----- Data section
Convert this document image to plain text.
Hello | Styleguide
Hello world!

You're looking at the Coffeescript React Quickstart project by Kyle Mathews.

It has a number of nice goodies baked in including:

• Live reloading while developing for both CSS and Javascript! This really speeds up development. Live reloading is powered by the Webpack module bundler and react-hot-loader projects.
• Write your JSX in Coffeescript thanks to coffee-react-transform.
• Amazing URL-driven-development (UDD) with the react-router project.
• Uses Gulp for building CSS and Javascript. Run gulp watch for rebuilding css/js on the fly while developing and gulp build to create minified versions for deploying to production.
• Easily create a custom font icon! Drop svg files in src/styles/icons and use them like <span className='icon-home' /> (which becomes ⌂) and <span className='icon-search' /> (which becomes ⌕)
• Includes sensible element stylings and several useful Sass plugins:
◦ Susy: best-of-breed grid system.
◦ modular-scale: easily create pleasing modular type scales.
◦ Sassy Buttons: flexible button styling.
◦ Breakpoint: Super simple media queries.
----------
Short task = Track down every line with the word "create" and copy it.

Reply =
• Uses Gulp for building CSS and Javascript. Run gulp watch for rebuilding css/js on the fly while developing and gulp build to create minified versions for deploying to production.
• Easily create a custom font icon! Drop svg files in src/styles/icons and use them like <span className='icon-home' /> (which becomes ⌂) and <span className='icon-search' /> (which becomes ⌕)
◦ modular-scale: easily create pleasing modular type scales.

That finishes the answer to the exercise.